▶ **Figure content listings**
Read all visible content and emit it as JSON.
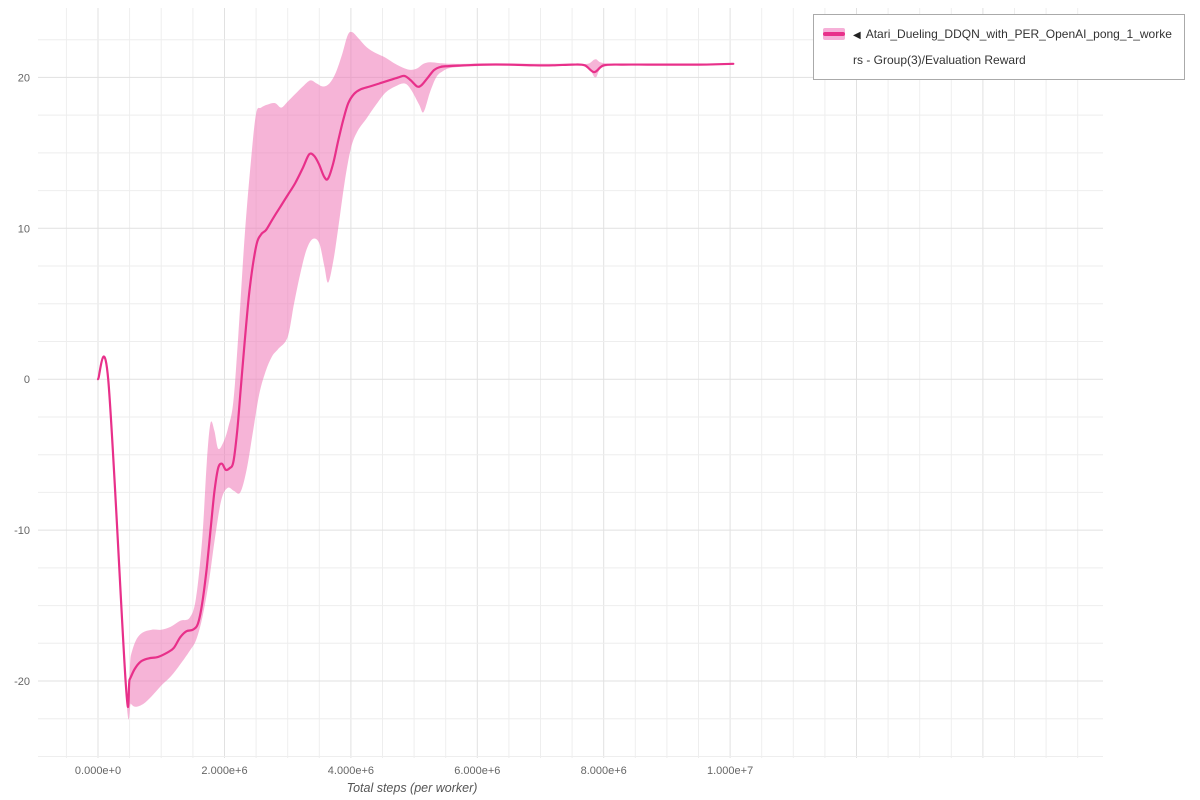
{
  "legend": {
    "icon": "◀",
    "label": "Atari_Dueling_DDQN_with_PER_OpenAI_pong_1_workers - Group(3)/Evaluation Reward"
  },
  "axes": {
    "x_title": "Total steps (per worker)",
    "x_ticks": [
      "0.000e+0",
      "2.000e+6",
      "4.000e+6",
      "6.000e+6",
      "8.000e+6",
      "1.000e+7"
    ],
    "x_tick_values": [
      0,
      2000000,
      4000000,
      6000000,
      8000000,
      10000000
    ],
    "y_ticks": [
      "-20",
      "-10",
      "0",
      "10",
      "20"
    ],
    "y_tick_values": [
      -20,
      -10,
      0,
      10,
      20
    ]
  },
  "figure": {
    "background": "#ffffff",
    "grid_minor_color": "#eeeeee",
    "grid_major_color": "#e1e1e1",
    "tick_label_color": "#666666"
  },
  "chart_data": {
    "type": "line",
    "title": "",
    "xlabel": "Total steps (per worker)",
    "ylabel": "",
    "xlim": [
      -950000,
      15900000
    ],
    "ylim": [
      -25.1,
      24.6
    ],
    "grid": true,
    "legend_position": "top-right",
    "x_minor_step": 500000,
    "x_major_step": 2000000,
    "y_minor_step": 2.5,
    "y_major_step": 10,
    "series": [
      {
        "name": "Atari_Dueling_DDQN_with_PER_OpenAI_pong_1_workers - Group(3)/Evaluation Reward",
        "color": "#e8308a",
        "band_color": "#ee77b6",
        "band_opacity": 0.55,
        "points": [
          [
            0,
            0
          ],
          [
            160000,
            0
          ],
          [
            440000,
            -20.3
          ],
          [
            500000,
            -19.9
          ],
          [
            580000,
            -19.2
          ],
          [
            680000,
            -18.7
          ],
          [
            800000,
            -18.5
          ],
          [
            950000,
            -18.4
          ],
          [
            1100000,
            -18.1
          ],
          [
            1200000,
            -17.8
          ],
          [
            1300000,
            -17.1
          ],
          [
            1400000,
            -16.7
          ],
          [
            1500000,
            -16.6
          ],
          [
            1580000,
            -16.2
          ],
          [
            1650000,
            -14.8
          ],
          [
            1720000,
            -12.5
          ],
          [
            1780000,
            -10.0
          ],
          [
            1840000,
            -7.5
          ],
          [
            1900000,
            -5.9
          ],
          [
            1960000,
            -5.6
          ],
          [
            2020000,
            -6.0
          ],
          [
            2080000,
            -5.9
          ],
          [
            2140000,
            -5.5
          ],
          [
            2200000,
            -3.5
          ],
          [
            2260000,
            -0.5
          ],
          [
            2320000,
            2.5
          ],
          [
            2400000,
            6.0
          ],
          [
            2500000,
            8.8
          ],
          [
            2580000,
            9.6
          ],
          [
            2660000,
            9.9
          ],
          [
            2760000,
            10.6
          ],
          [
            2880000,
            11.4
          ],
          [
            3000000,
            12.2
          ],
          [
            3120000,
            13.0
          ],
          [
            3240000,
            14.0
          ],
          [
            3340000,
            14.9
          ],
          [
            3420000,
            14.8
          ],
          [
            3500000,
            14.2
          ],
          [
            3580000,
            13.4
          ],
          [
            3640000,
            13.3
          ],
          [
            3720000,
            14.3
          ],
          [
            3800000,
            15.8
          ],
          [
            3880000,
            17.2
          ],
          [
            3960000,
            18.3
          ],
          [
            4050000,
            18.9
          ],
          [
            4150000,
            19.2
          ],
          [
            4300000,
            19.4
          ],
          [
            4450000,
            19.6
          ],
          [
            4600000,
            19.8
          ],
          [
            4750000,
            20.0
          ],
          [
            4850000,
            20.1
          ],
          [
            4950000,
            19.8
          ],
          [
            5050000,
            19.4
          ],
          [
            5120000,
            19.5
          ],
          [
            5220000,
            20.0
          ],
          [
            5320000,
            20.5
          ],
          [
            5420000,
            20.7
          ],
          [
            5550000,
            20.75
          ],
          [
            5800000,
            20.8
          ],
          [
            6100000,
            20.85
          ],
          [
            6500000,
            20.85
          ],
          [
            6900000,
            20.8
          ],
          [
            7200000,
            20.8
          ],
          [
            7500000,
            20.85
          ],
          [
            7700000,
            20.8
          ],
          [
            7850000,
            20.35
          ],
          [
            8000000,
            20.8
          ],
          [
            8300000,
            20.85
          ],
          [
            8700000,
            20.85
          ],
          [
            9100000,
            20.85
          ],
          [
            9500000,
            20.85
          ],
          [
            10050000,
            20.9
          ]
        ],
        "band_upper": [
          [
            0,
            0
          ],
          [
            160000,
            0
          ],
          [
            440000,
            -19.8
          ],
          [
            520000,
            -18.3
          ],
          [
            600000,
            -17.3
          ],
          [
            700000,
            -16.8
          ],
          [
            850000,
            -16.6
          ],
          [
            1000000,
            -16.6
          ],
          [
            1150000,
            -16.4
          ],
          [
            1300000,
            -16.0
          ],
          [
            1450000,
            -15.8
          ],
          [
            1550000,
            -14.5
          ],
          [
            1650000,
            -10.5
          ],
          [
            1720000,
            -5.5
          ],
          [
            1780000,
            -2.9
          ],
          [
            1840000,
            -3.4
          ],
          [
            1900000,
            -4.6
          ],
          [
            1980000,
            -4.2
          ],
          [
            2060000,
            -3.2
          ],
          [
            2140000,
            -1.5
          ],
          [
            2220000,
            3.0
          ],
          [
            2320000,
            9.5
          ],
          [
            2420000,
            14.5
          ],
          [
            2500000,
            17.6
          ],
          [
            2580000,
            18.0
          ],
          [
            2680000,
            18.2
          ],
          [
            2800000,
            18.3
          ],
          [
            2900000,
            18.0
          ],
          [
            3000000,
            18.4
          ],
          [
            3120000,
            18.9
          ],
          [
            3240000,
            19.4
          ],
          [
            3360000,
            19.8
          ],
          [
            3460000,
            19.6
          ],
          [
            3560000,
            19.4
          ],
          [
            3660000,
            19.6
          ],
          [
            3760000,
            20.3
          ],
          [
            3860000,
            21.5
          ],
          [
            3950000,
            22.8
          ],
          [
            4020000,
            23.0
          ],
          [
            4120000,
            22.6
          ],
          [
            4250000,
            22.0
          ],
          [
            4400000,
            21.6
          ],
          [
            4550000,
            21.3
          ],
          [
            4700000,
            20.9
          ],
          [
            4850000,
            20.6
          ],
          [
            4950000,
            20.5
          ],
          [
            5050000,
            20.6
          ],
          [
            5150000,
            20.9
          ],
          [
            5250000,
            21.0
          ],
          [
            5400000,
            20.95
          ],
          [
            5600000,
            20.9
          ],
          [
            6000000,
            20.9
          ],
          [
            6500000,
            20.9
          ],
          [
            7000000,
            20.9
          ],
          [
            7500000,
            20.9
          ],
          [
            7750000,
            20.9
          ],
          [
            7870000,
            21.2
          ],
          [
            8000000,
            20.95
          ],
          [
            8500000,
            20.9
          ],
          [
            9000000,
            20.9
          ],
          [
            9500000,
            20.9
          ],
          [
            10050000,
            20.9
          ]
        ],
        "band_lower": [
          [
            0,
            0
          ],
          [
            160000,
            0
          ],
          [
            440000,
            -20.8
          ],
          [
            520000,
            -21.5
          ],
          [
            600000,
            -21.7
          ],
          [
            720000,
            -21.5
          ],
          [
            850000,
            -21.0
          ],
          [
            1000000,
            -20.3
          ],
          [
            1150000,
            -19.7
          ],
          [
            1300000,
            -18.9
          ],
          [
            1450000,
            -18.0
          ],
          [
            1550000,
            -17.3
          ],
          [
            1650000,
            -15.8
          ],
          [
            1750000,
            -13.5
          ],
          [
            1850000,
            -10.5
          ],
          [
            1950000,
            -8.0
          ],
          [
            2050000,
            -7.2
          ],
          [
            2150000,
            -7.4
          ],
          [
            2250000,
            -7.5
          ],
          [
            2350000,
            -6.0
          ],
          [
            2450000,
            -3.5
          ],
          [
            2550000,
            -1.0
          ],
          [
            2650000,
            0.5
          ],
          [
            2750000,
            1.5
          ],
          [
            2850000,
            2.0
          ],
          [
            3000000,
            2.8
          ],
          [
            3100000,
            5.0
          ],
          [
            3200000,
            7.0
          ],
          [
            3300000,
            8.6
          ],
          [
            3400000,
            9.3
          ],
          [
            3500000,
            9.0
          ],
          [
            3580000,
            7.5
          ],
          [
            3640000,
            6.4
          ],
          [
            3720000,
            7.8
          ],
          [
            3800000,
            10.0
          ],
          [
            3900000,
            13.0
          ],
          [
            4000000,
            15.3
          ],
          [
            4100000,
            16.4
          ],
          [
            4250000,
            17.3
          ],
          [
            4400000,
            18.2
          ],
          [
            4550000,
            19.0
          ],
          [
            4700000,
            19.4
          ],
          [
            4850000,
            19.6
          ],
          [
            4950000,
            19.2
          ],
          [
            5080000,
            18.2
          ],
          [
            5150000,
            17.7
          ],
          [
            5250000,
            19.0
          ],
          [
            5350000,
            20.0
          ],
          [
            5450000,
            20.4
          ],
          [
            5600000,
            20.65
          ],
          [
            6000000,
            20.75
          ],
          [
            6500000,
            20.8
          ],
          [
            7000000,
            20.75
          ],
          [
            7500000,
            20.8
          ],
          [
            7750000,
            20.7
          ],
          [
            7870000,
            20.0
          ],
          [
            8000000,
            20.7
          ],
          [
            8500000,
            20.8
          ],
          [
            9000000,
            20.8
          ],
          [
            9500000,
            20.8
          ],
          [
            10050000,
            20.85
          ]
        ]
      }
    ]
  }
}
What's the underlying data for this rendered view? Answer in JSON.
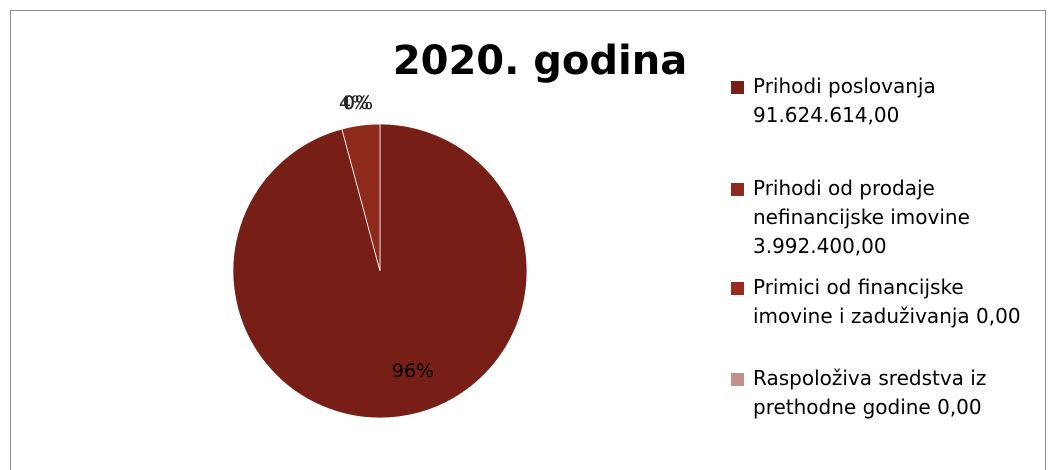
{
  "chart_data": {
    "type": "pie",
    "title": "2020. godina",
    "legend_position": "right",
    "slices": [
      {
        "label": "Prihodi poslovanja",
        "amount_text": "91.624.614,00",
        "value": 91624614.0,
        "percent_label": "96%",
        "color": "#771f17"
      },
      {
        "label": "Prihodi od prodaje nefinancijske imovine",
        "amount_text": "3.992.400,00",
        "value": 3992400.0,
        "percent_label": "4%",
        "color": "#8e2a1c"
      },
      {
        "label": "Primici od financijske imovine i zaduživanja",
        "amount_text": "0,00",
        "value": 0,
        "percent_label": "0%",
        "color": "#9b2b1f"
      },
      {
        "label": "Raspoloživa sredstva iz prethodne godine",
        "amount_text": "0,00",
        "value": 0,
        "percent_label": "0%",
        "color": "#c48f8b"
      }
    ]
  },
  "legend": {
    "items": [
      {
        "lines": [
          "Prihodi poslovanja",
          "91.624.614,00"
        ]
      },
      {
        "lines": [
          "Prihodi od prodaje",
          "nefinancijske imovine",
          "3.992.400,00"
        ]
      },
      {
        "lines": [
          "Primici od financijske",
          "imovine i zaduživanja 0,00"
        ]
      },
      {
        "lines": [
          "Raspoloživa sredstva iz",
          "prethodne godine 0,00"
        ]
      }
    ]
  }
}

▶ **What you are asked to do**
Find every line holding the word "Reward"; give their count and nothing else.

▶ **Finished exercise**
2